# Exercise description:
Count how many lines in this material contain "Model". The answer is that number alone.

# Material for this task:
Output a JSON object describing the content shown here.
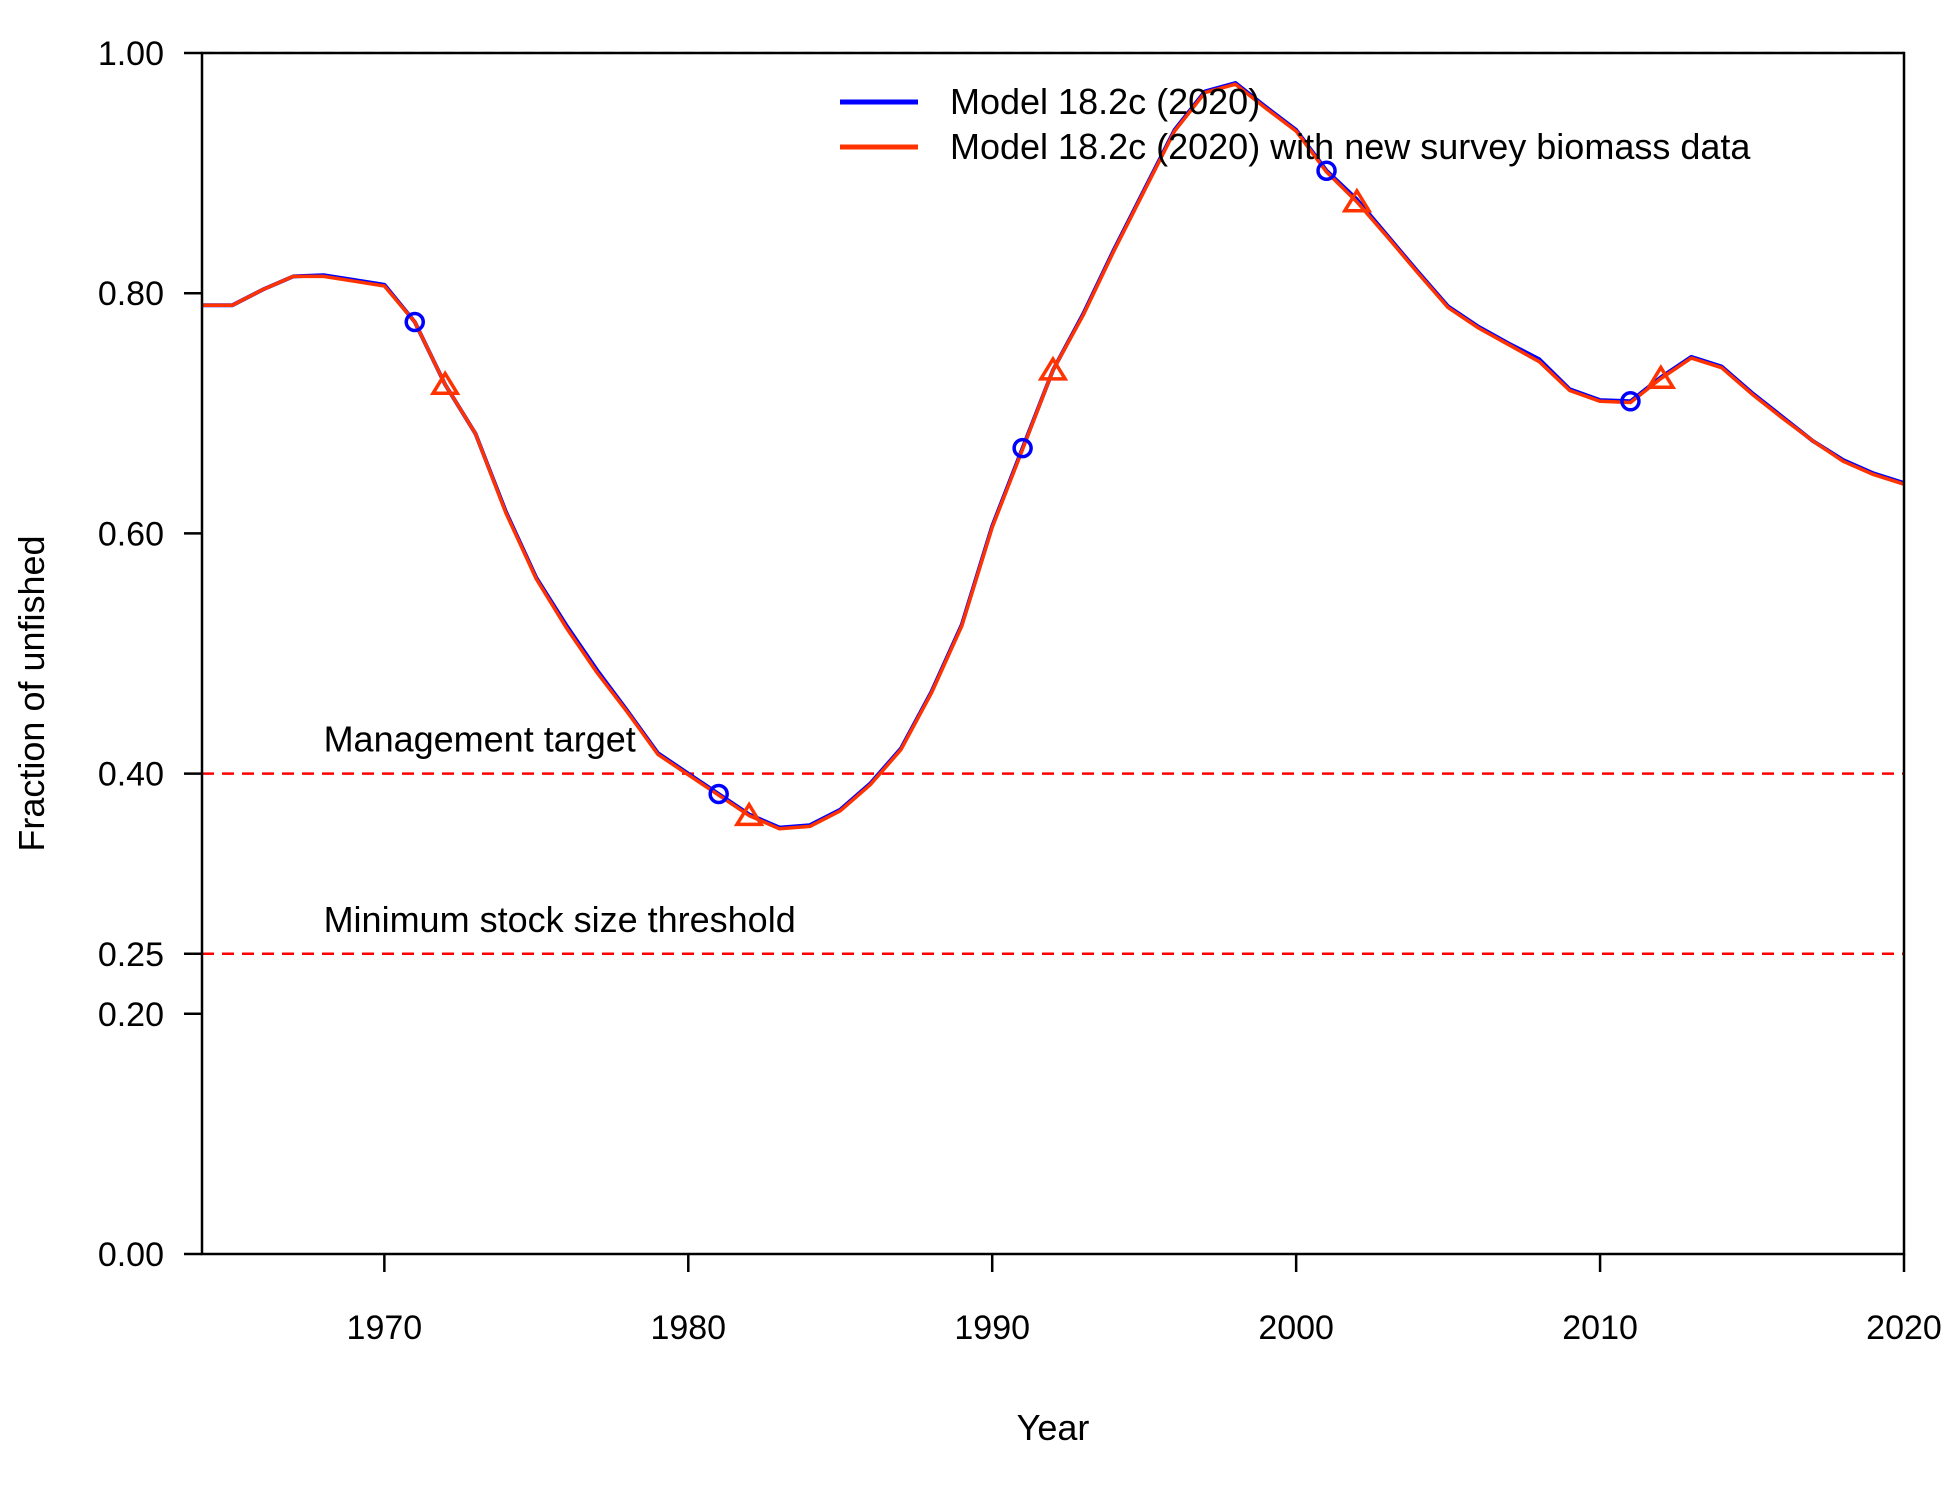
{
  "chart_data": {
    "type": "line",
    "xlabel": "Year",
    "ylabel": "Fraction of unfished",
    "xlim": [
      1964,
      2020
    ],
    "ylim": [
      0,
      1
    ],
    "x_ticks": [
      1970,
      1980,
      1990,
      2000,
      2010,
      2020
    ],
    "y_ticks": [
      0.0,
      0.2,
      0.25,
      0.4,
      0.6,
      0.8,
      1.0
    ],
    "y_tick_labels": [
      "0.00",
      "0.20",
      "0.25",
      "0.40",
      "0.60",
      "0.80",
      "1.00"
    ],
    "legend_position": "top-right",
    "reference_lines": [
      {
        "y": 1.0,
        "label": "",
        "color": "#bdbdbd"
      },
      {
        "y": 0.4,
        "label": "Management target",
        "color": "#ff0000"
      },
      {
        "y": 0.25,
        "label": "Minimum stock size threshold",
        "color": "#ff0000"
      }
    ],
    "series": [
      {
        "name": "Model 18.2c (2020)",
        "color": "#0000ff",
        "marker": "circle",
        "marker_x": [
          1971,
          1981,
          1991,
          2001,
          2011
        ],
        "x": [
          1964,
          1965,
          1966,
          1967,
          1968,
          1969,
          1970,
          1971,
          1972,
          1973,
          1974,
          1975,
          1976,
          1977,
          1978,
          1979,
          1980,
          1981,
          1982,
          1983,
          1984,
          1985,
          1986,
          1987,
          1988,
          1989,
          1990,
          1991,
          1992,
          1993,
          1994,
          1995,
          1996,
          1997,
          1998,
          1999,
          2000,
          2001,
          2002,
          2003,
          2004,
          2005,
          2006,
          2007,
          2008,
          2009,
          2010,
          2011,
          2012,
          2013,
          2014,
          2015,
          2016,
          2017,
          2018,
          2019,
          2020
        ],
        "y": [
          0.79,
          0.79,
          0.803,
          0.814,
          0.815,
          0.811,
          0.807,
          0.776,
          0.724,
          0.683,
          0.618,
          0.563,
          0.523,
          0.486,
          0.452,
          0.417,
          0.4,
          0.383,
          0.366,
          0.355,
          0.357,
          0.37,
          0.392,
          0.421,
          0.468,
          0.524,
          0.606,
          0.671,
          0.736,
          0.783,
          0.836,
          0.886,
          0.936,
          0.968,
          0.975,
          0.955,
          0.936,
          0.902,
          0.878,
          0.848,
          0.818,
          0.789,
          0.772,
          0.758,
          0.745,
          0.72,
          0.711,
          0.71,
          0.73,
          0.747,
          0.739,
          0.717,
          0.697,
          0.677,
          0.661,
          0.65,
          0.642
        ]
      },
      {
        "name": "Model 18.2c (2020) with new survey biomass data",
        "color": "#ff3300",
        "marker": "triangle",
        "marker_x": [
          1972,
          1982,
          1992,
          2002,
          2012
        ],
        "x": [
          1964,
          1965,
          1966,
          1967,
          1968,
          1969,
          1970,
          1971,
          1972,
          1973,
          1974,
          1975,
          1976,
          1977,
          1978,
          1979,
          1980,
          1981,
          1982,
          1983,
          1984,
          1985,
          1986,
          1987,
          1988,
          1989,
          1990,
          1991,
          1992,
          1993,
          1994,
          1995,
          1996,
          1997,
          1998,
          1999,
          2000,
          2001,
          2002,
          2003,
          2004,
          2005,
          2006,
          2007,
          2008,
          2009,
          2010,
          2011,
          2012,
          2013,
          2014,
          2015,
          2016,
          2017,
          2018,
          2019,
          2020
        ],
        "y": [
          0.79,
          0.79,
          0.803,
          0.814,
          0.814,
          0.81,
          0.806,
          0.776,
          0.724,
          0.683,
          0.617,
          0.562,
          0.521,
          0.484,
          0.451,
          0.416,
          0.399,
          0.382,
          0.365,
          0.354,
          0.356,
          0.369,
          0.391,
          0.42,
          0.467,
          0.523,
          0.605,
          0.67,
          0.736,
          0.782,
          0.835,
          0.885,
          0.935,
          0.967,
          0.974,
          0.954,
          0.935,
          0.901,
          0.876,
          0.847,
          0.817,
          0.788,
          0.771,
          0.757,
          0.743,
          0.719,
          0.71,
          0.709,
          0.729,
          0.746,
          0.738,
          0.716,
          0.696,
          0.677,
          0.66,
          0.649,
          0.641
        ]
      }
    ]
  }
}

# Result below:
2